[Provided data]
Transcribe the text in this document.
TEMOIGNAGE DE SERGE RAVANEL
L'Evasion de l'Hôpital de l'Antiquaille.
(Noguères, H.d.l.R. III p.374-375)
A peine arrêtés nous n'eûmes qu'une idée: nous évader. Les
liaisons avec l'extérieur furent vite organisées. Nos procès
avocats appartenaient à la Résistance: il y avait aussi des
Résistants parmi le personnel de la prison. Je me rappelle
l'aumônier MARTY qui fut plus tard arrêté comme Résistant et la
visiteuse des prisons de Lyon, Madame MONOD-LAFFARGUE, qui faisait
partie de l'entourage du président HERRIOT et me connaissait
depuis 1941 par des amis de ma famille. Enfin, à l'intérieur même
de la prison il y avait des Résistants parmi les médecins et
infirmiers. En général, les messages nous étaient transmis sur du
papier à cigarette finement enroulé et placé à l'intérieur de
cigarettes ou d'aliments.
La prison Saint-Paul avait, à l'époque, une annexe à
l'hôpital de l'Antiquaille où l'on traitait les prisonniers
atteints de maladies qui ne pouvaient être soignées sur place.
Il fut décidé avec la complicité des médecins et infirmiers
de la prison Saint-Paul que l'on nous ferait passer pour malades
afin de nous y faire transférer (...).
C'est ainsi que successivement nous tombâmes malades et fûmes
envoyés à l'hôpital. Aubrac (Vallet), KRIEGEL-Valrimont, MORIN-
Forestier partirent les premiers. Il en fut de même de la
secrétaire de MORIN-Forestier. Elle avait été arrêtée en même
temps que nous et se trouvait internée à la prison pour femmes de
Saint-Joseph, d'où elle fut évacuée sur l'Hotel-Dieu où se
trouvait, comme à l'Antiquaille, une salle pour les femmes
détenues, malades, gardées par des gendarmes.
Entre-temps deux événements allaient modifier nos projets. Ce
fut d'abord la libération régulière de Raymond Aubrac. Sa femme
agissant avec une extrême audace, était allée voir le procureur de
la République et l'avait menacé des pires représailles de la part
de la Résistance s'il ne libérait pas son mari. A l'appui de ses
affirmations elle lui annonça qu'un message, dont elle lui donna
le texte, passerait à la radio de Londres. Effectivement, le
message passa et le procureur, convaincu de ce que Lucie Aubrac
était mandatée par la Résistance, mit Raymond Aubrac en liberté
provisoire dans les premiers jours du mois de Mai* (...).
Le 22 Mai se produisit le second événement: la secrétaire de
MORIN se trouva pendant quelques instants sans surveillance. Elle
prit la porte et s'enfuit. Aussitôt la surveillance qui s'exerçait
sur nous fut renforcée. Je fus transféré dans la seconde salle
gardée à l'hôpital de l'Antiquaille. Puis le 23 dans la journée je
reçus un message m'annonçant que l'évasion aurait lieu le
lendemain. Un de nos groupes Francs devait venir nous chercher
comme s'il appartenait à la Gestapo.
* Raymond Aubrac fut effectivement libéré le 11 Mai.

[Work instructions] Collect the lines of the records that include the string "premiers".

[Answer to the exercise]
Forestier partirent les premiers. Il en fut de même de la
provisoire dans les premiers jours du mois de Mai* (...).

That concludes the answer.